== INPUT MATERIAL ==
# # # # #
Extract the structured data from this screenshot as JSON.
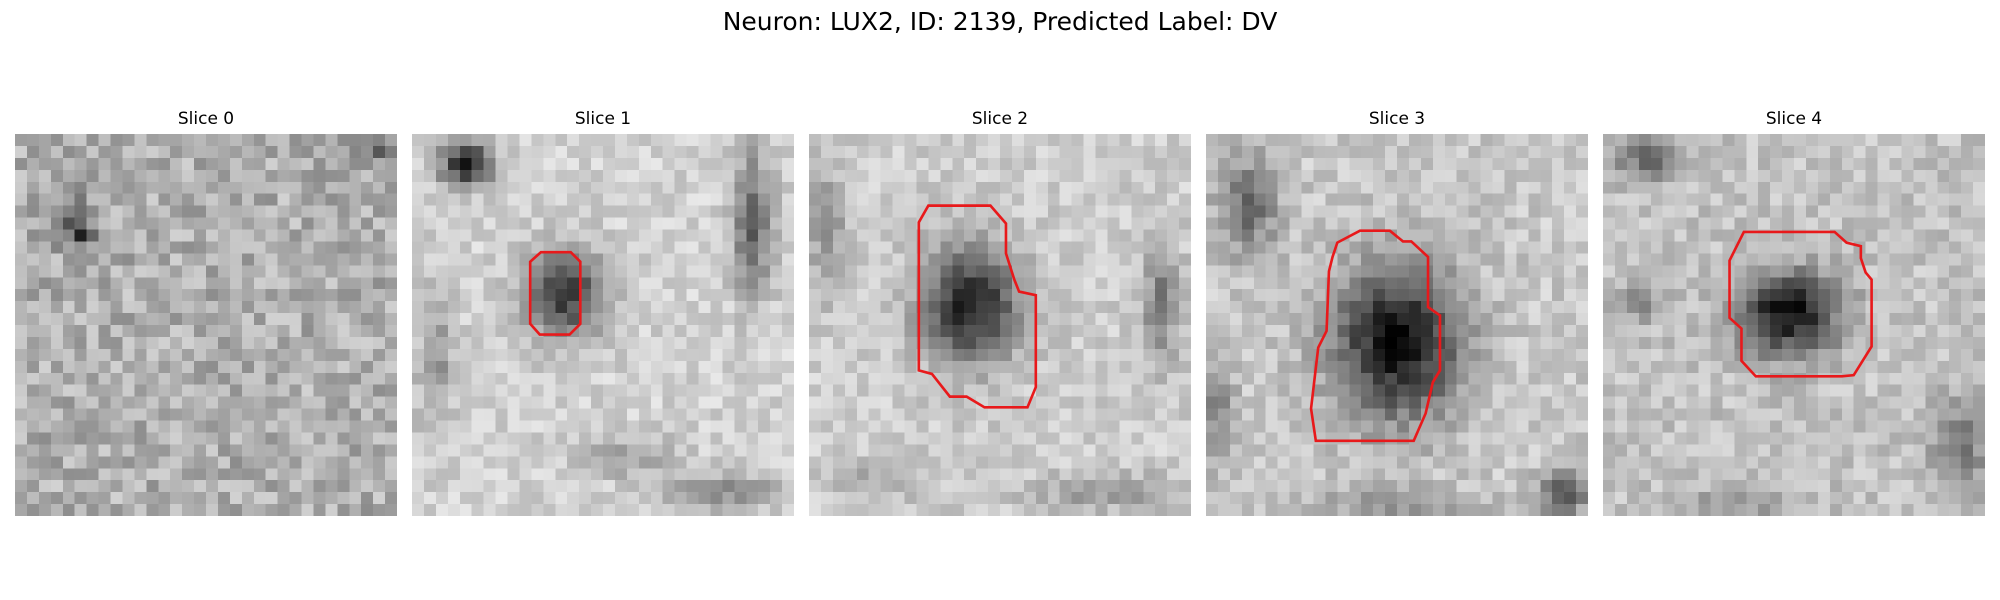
{
  "figure": {
    "title": "Neuron: LUX2, ID: 2139, Predicted Label: DV"
  },
  "panels": [
    {
      "title": "Slice 0"
    },
    {
      "title": "Slice 1"
    },
    {
      "title": "Slice 2"
    },
    {
      "title": "Slice 3"
    },
    {
      "title": "Slice 4"
    }
  ],
  "colors": {
    "contour": "#e8191b",
    "background": "#ffffff"
  }
}
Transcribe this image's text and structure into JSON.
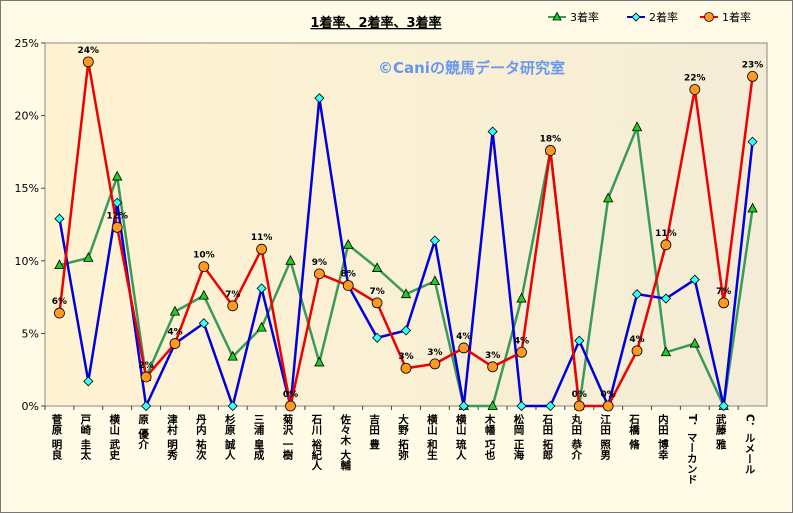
{
  "chart_data": {
    "type": "line",
    "title": "1着率、2着率、3着率",
    "watermark": "©Caniの競馬データ研究室",
    "ylim": [
      0,
      25
    ],
    "y_ticks": [
      "0%",
      "5%",
      "10%",
      "15%",
      "20%",
      "25%"
    ],
    "categories": [
      "菅原 明良",
      "戸崎 圭太",
      "横山 武史",
      "原 優介",
      "津村 明秀",
      "丹内 祐次",
      "杉原 誠人",
      "三浦 皇成",
      "菊沢 一樹",
      "石川 裕紀人",
      "佐々木 大輔",
      "吉田 豊",
      "大野 拓弥",
      "横山 和生",
      "横山 琉人",
      "木幡 巧也",
      "松岡 正海",
      "石田 拓郎",
      "丸田 恭介",
      "江田 照男",
      "石橋 脩",
      "内田 博幸",
      "T．マーカンド",
      "武藤 雅",
      "C．ルメール"
    ],
    "series": [
      {
        "name": "3着率",
        "color": "#3a9a5a",
        "marker": "triangle",
        "marker_fill": "#22cc22",
        "values": [
          9.7,
          10.2,
          15.8,
          2.0,
          6.5,
          7.6,
          3.4,
          5.4,
          10.0,
          3.0,
          11.1,
          9.5,
          7.7,
          8.6,
          0.0,
          0.0,
          7.4,
          17.6,
          0.0,
          14.3,
          19.2,
          3.7,
          4.3,
          0.0,
          13.6
        ]
      },
      {
        "name": "2着率",
        "color": "#0000dd",
        "marker": "diamond",
        "marker_fill": "#33ffff",
        "values": [
          12.9,
          1.7,
          14.0,
          0.0,
          4.3,
          5.7,
          0.0,
          8.1,
          0.0,
          21.2,
          8.3,
          4.7,
          5.2,
          11.4,
          0.0,
          18.9,
          0.0,
          0.0,
          4.5,
          0.0,
          7.7,
          7.4,
          8.7,
          0.0,
          18.2
        ]
      },
      {
        "name": "1着率",
        "color": "#ee0000",
        "marker": "circle",
        "marker_fill": "#ff9922",
        "values": [
          6.4,
          23.7,
          12.3,
          2.0,
          4.3,
          9.6,
          6.9,
          10.8,
          0.0,
          9.1,
          8.3,
          7.1,
          2.6,
          2.9,
          4.0,
          2.7,
          3.7,
          17.6,
          0.0,
          0.0,
          3.8,
          11.1,
          21.8,
          7.1,
          22.7
        ]
      }
    ],
    "data_labels_series": "1着率",
    "data_labels": [
      "6%",
      "24%",
      "12%",
      "2%",
      "4%",
      "10%",
      "7%",
      "11%",
      "0%",
      "9%",
      "8%",
      "7%",
      "3%",
      "3%",
      "4%",
      "3%",
      "4%",
      "18%",
      "0%",
      "0%",
      "4%",
      "11%",
      "22%",
      "7%",
      "23%"
    ],
    "legend_position": "top-right",
    "grid": false
  }
}
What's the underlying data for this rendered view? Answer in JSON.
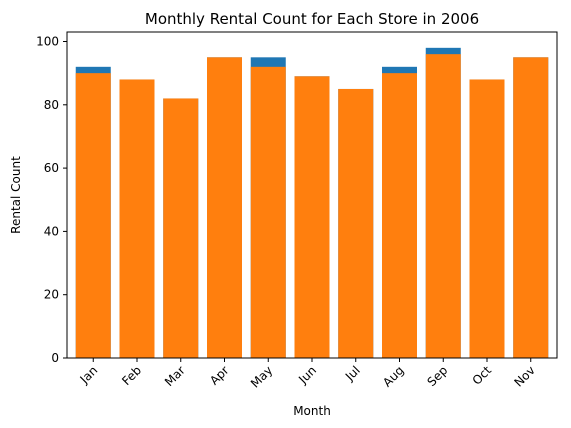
{
  "chart_data": {
    "type": "bar",
    "title": "Monthly Rental Count for Each Store in 2006",
    "xlabel": "Month",
    "ylabel": "Rental Count",
    "categories": [
      "Jan",
      "Feb",
      "Mar",
      "Apr",
      "May",
      "Jun",
      "Jul",
      "Aug",
      "Sep",
      "Oct",
      "Nov"
    ],
    "series": [
      {
        "values": [
          92,
          88,
          82,
          95,
          95,
          89,
          85,
          92,
          98,
          88,
          95
        ],
        "color": "#1f77b4"
      },
      {
        "values": [
          90,
          88,
          82,
          95,
          92,
          89,
          85,
          90,
          96,
          88,
          95
        ],
        "color": "#ff7f0e"
      }
    ],
    "ylim": [
      0,
      103
    ],
    "yticks": [
      0,
      20,
      40,
      60,
      80,
      100
    ],
    "x_tick_rotation_deg": 45,
    "grid": false,
    "legend": "none"
  }
}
# # # # #
== WHAT THE EXERCISE ASKS ==
In this exercise, set down all of the data exactly, without the pictures.

== SOLVED PROBLEM ==
Extract the structured data from this screenshot as JSON.
{
  "figure": {
    "title": "Neuron: LUX2, ID: 2139, Predicted Label: DV"
  },
  "panels": [
    {
      "title": "Slice 0"
    },
    {
      "title": "Slice 1"
    },
    {
      "title": "Slice 2"
    },
    {
      "title": "Slice 3"
    },
    {
      "title": "Slice 4"
    }
  ],
  "colors": {
    "contour": "#e8191b",
    "background": "#ffffff"
  }
}
Transcribe this image's text and structure into JSON.
{
  "chart_data": {
    "type": "line",
    "title": "1着率、2着率、3着率",
    "watermark": "©Caniの競馬データ研究室",
    "ylim": [
      0,
      25
    ],
    "y_ticks": [
      "0%",
      "5%",
      "10%",
      "15%",
      "20%",
      "25%"
    ],
    "categories": [
      "菅原 明良",
      "戸崎 圭太",
      "横山 武史",
      "原 優介",
      "津村 明秀",
      "丹内 祐次",
      "杉原 誠人",
      "三浦 皇成",
      "菊沢 一樹",
      "石川 裕紀人",
      "佐々木 大輔",
      "吉田 豊",
      "大野 拓弥",
      "横山 和生",
      "横山 琉人",
      "木幡 巧也",
      "松岡 正海",
      "石田 拓郎",
      "丸田 恭介",
      "江田 照男",
      "石橋 脩",
      "内田 博幸",
      "T．マーカンド",
      "武藤 雅",
      "C．ルメール"
    ],
    "series": [
      {
        "name": "3着率",
        "color": "#3a9a5a",
        "marker": "triangle",
        "marker_fill": "#22cc22",
        "values": [
          9.7,
          10.2,
          15.8,
          2.0,
          6.5,
          7.6,
          3.4,
          5.4,
          10.0,
          3.0,
          11.1,
          9.5,
          7.7,
          8.6,
          0.0,
          0.0,
          7.4,
          17.6,
          0.0,
          14.3,
          19.2,
          3.7,
          4.3,
          0.0,
          13.6
        ]
      },
      {
        "name": "2着率",
        "color": "#0000dd",
        "marker": "diamond",
        "marker_fill": "#33ffff",
        "values": [
          12.9,
          1.7,
          14.0,
          0.0,
          4.3,
          5.7,
          0.0,
          8.1,
          0.0,
          21.2,
          8.3,
          4.7,
          5.2,
          11.4,
          0.0,
          18.9,
          0.0,
          0.0,
          4.5,
          0.0,
          7.7,
          7.4,
          8.7,
          0.0,
          18.2
        ]
      },
      {
        "name": "1着率",
        "color": "#ee0000",
        "marker": "circle",
        "marker_fill": "#ff9922",
        "values": [
          6.4,
          23.7,
          12.3,
          2.0,
          4.3,
          9.6,
          6.9,
          10.8,
          0.0,
          9.1,
          8.3,
          7.1,
          2.6,
          2.9,
          4.0,
          2.7,
          3.7,
          17.6,
          0.0,
          0.0,
          3.8,
          11.1,
          21.8,
          7.1,
          22.7
        ]
      }
    ],
    "data_labels_series": "1着率",
    "data_labels": [
      "6%",
      "24%",
      "12%",
      "2%",
      "4%",
      "10%",
      "7%",
      "11%",
      "0%",
      "9%",
      "8%",
      "7%",
      "3%",
      "3%",
      "4%",
      "3%",
      "4%",
      "18%",
      "0%",
      "0%",
      "4%",
      "11%",
      "22%",
      "7%",
      "23%"
    ],
    "legend_position": "top-right",
    "grid": false
  }
}
What's the underlying data for this rendered view? Answer in JSON.
{
  "chart_data": {
    "type": "bar",
    "title": "Monthly Rental Count for Each Store in 2006",
    "xlabel": "Month",
    "ylabel": "Rental Count",
    "categories": [
      "Jan",
      "Feb",
      "Mar",
      "Apr",
      "May",
      "Jun",
      "Jul",
      "Aug",
      "Sep",
      "Oct",
      "Nov"
    ],
    "series": [
      {
        "values": [
          92,
          88,
          82,
          95,
          95,
          89,
          85,
          92,
          98,
          88,
          95
        ],
        "color": "#1f77b4"
      },
      {
        "values": [
          90,
          88,
          82,
          95,
          92,
          89,
          85,
          90,
          96,
          88,
          95
        ],
        "color": "#ff7f0e"
      }
    ],
    "ylim": [
      0,
      103
    ],
    "yticks": [
      0,
      20,
      40,
      60,
      80,
      100
    ],
    "x_tick_rotation_deg": 45,
    "grid": false,
    "legend": "none"
  }
}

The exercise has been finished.